Breite Unterstützung
Innerhalb Europas gibt es breite politische Unterstützung für ein transatlantisches Freihandelsabkommen. Bundeskanzlerin Angela Merkel und der britische Premierminister David Cameron haben sich für das Projekt ausgesprochen. Und nachdem eine europäisch-amerikanische Arbeitsgruppe im vergangenen Sommer einen positiven Zwischenbericht über die Chancen und Auswirkungen eines Abkommens vorgelegt hatte, signalisierten EU-Kommissionschef José Manuel Barroso und auch US-Präsident Barack Obama grundsätzliche Zustimmung.
Alles nur ein Traum?
Doch selbst wenn der offizielle Abschlussbericht der transatlantischen Arbeitsgruppe wie erwartet in den nächsten Tagen die Aufnahme von Verhandlungen empfehlen wird, ist völlig unsicher, ob eine transatlantische Freihandelszone jemals Realität werden wird. Daniel Gros, Direktor des Brüsseler Centre for European Policy Studies, befürwortet zwar ein solches Abkommen, zeigt aber Hürden auf. "Das große Problem ist die Unabhängigkeit der verschiedenen Regulierungsbehörden." Gros nennt als Beispiel die US-Arzneimittelbehörde FDA: "Das ist ein ganz sensibles Thema. Kann die amerikanische Behörde ohne weiteres eine europäische Zertifizierung akzeptieren und umgekehrt?"

Vorliegende Daten —
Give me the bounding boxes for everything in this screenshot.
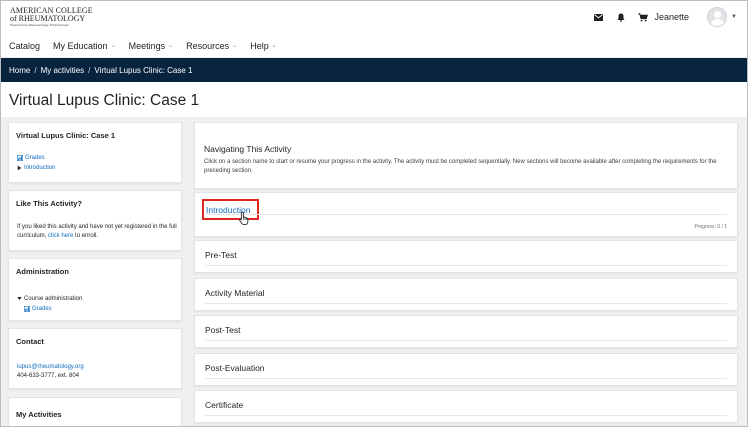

Aufgaben —
[1] Schreibe aus dem Artikel zum transatlantischen Freihandelsabkommen den Abschnitt ab, der mit den Worten "Breite Unterstützung" beginnt und mit "Obama grundsätzliche Zustimmung." endet.
[2] Welche Behörde nennt Daniel Gros im Artikel zum transatlantischen Freihandelsabkommen als Beispiel?
[3] Prüfe am Artikel zum transatlantischen Freihandelsabkommen, ob die folgenden Aussagen zutreffen: (a) Angela Merkel und David Cameron haben sich für das Projekt ausgesprochen. (b) Daniel Gros lehnt ein solches Abkommen ab. (c) Die Arbeitsgruppe legte ihren Zwischenbericht im vergangenen Winter vor. Beantworte jede mit Ja oder Nein und führe die entscheidenden Worte des Artikels wörtlich an.

Lösungen —
[1]
Breite Unterstützung
Innerhalb Europas gibt es breite politische Unterstützung für ein transatlantisches Freihandelsabkommen. Bundeskanzlerin Angela Merkel und der britische Premierminister David Cameron haben sich für das Projekt ausgesprochen. Und nachdem eine europäisch-amerikanische Arbeitsgruppe im vergangenen Sommer einen positiven Zwischenbericht über die Chancen und Auswirkungen eines Abkommens vorgelegt hatte, signalisierten EU-Kommissionschef José Manuel Barroso und auch US-Präsident Barack Obama grundsätzliche Zustimmung.

[2] Die US-Arzneimittelbehörde FDA.

[3]
(a) Ja: "Bundeskanzlerin Angela Merkel und der britische Premierminister David Cameron haben sich für das Projekt ausgesprochen."
(b) Nein: "befürwortet zwar ein solches Abkommen"
(c) Nein: "im vergangenen Sommer einen positiven Zwischenbericht"